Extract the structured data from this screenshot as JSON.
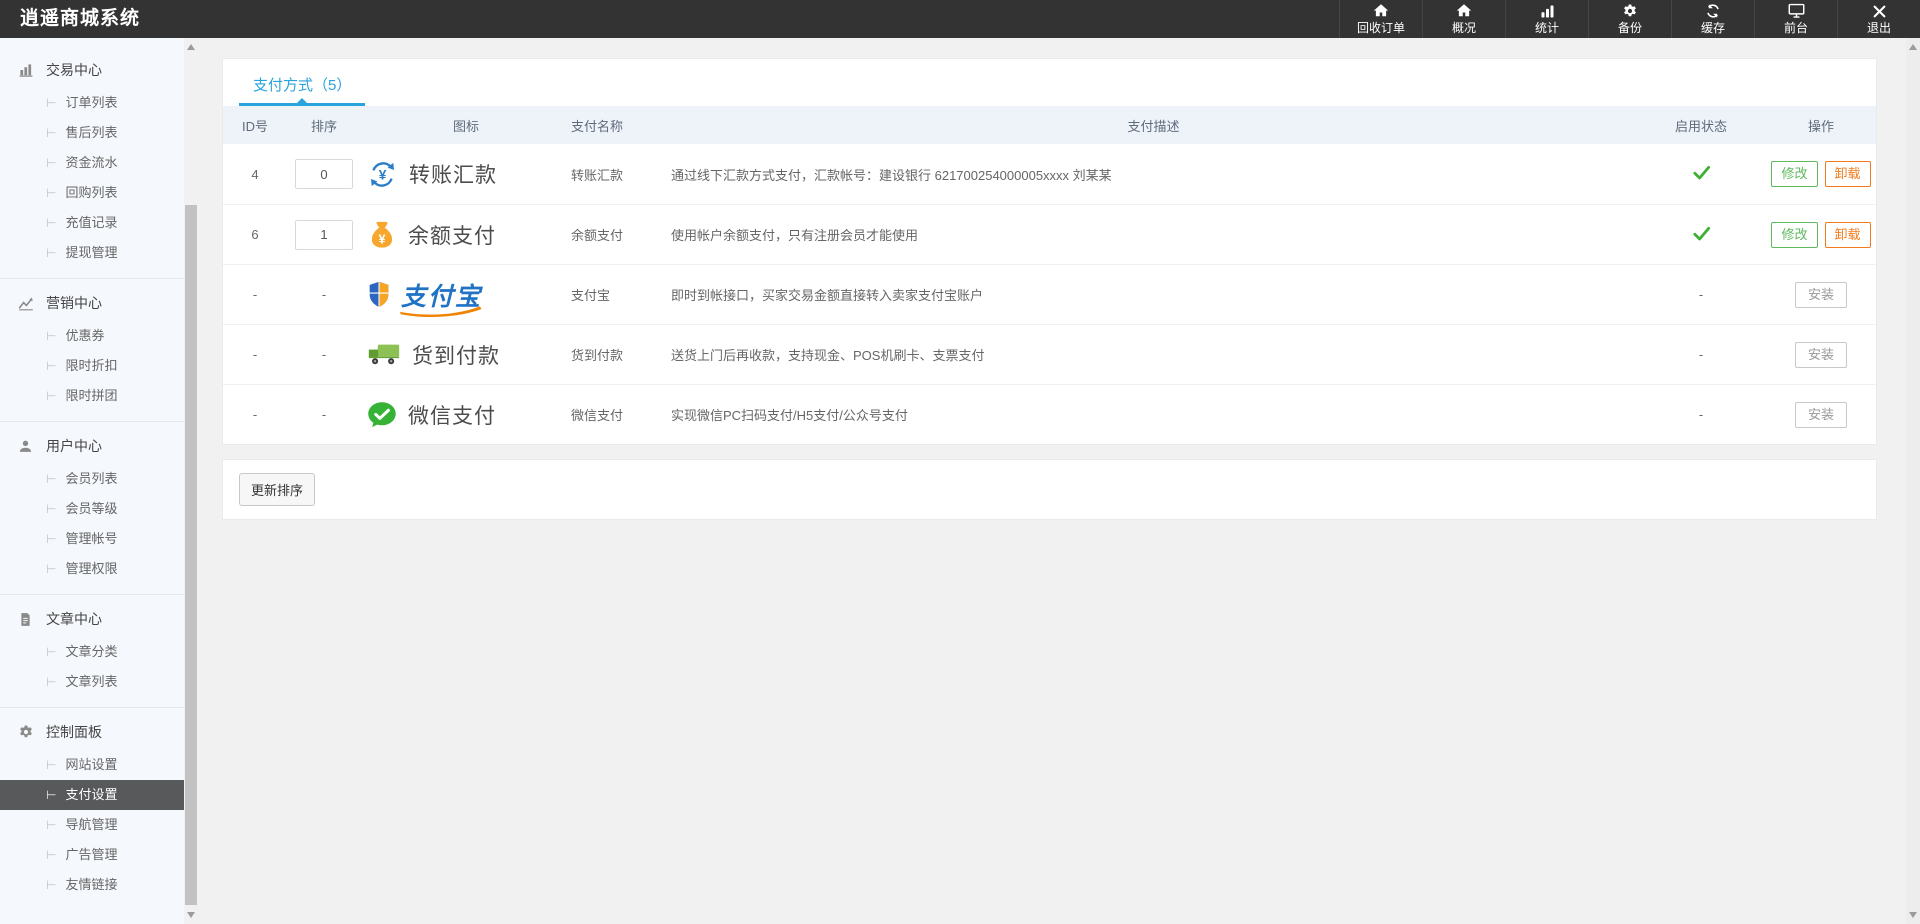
{
  "topbar": {
    "title": "逍遥商城系统",
    "items": [
      {
        "label": "回收订单",
        "name": "recycle-orders",
        "icon": "home"
      },
      {
        "label": "概况",
        "name": "overview",
        "icon": "home"
      },
      {
        "label": "统计",
        "name": "statistics",
        "icon": "stats"
      },
      {
        "label": "备份",
        "name": "backup",
        "icon": "gear"
      },
      {
        "label": "缓存",
        "name": "cache",
        "icon": "sync"
      },
      {
        "label": "前台",
        "name": "frontend",
        "icon": "monitor"
      },
      {
        "label": "退出",
        "name": "logout",
        "icon": "close"
      }
    ]
  },
  "sidebar": {
    "sections": [
      {
        "title": "交易中心",
        "name": "trade-center",
        "icon": "chart-bar",
        "items": [
          {
            "label": "订单列表",
            "name": "order-list"
          },
          {
            "label": "售后列表",
            "name": "aftersale-list"
          },
          {
            "label": "资金流水",
            "name": "capital-flow"
          },
          {
            "label": "回购列表",
            "name": "buyback-list"
          },
          {
            "label": "充值记录",
            "name": "recharge-records"
          },
          {
            "label": "提现管理",
            "name": "withdraw-manage"
          }
        ]
      },
      {
        "title": "营销中心",
        "name": "marketing-center",
        "icon": "trend",
        "items": [
          {
            "label": "优惠券",
            "name": "coupons"
          },
          {
            "label": "限时折扣",
            "name": "flash-discount"
          },
          {
            "label": "限时拼团",
            "name": "group-buy"
          }
        ]
      },
      {
        "title": "用户中心",
        "name": "user-center",
        "icon": "user",
        "items": [
          {
            "label": "会员列表",
            "name": "member-list"
          },
          {
            "label": "会员等级",
            "name": "member-levels"
          },
          {
            "label": "管理帐号",
            "name": "admin-accounts"
          },
          {
            "label": "管理权限",
            "name": "admin-permissions"
          }
        ]
      },
      {
        "title": "文章中心",
        "name": "article-center",
        "icon": "doc",
        "items": [
          {
            "label": "文章分类",
            "name": "article-categories"
          },
          {
            "label": "文章列表",
            "name": "article-list"
          }
        ]
      },
      {
        "title": "控制面板",
        "name": "control-panel",
        "icon": "gear",
        "items": [
          {
            "label": "网站设置",
            "name": "site-settings"
          },
          {
            "label": "支付设置",
            "name": "payment-settings",
            "active": true
          },
          {
            "label": "导航管理",
            "name": "nav-manage"
          },
          {
            "label": "广告管理",
            "name": "ad-manage"
          },
          {
            "label": "友情链接",
            "name": "friend-links"
          }
        ]
      }
    ]
  },
  "main": {
    "tab": {
      "label": "支付方式（5）"
    },
    "table": {
      "headers": [
        "ID号",
        "排序",
        "图标",
        "支付名称",
        "支付描述",
        "启用状态",
        "操作"
      ],
      "rows": [
        {
          "id": "4",
          "sort": "0",
          "brand": "转账汇款",
          "icon": "transfer",
          "name": "转账汇款",
          "desc": "通过线下汇款方式支付，汇款帐号：建设银行 621700254000005xxxx 刘某某",
          "enabled": true,
          "actions": [
            {
              "label": "修改",
              "type": "modify"
            },
            {
              "label": "卸载",
              "type": "uninstall"
            }
          ]
        },
        {
          "id": "6",
          "sort": "1",
          "brand": "余额支付",
          "icon": "balance",
          "name": "余额支付",
          "desc": "使用帐户余额支付，只有注册会员才能使用",
          "enabled": true,
          "actions": [
            {
              "label": "修改",
              "type": "modify"
            },
            {
              "label": "卸载",
              "type": "uninstall"
            }
          ]
        },
        {
          "id": "-",
          "sort": null,
          "brand": "支付宝",
          "icon": "alipay",
          "name": "支付宝",
          "desc": "即时到帐接口，买家交易金额直接转入卖家支付宝账户",
          "enabled": false,
          "actions": [
            {
              "label": "安装",
              "type": "install"
            }
          ]
        },
        {
          "id": "-",
          "sort": null,
          "brand": "货到付款",
          "icon": "cod",
          "name": "货到付款",
          "desc": "送货上门后再收款，支持现金、POS机刷卡、支票支付",
          "enabled": false,
          "actions": [
            {
              "label": "安装",
              "type": "install"
            }
          ]
        },
        {
          "id": "-",
          "sort": null,
          "brand": "微信支付",
          "icon": "wechat",
          "name": "微信支付",
          "desc": "实现微信PC扫码支付/H5支付/公众号支付",
          "enabled": false,
          "actions": [
            {
              "label": "安装",
              "type": "install"
            }
          ]
        }
      ],
      "empty_placeholder": "-"
    },
    "update_sort_label": "更新排序"
  },
  "colors": {
    "topbar_bg": "#333333",
    "accent_blue": "#2ba3dc",
    "success_green": "#3eb135",
    "button_green": "#5eb95e",
    "button_orange": "#f37b1d",
    "active_item_bg": "#58595b",
    "sidebar_bg": "#f5f8fc",
    "table_header_bg": "#eef3fa"
  }
}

___

** Instructions to follow **
Extract, from the listing above, every line where the string "title" occurs.

** Reply **
    "title": "逍遥商城系统",
        "title": "交易中心",
        "title": "营销中心",
        "title": "用户中心",
        "title": "文章中心",
        "title": "控制面板",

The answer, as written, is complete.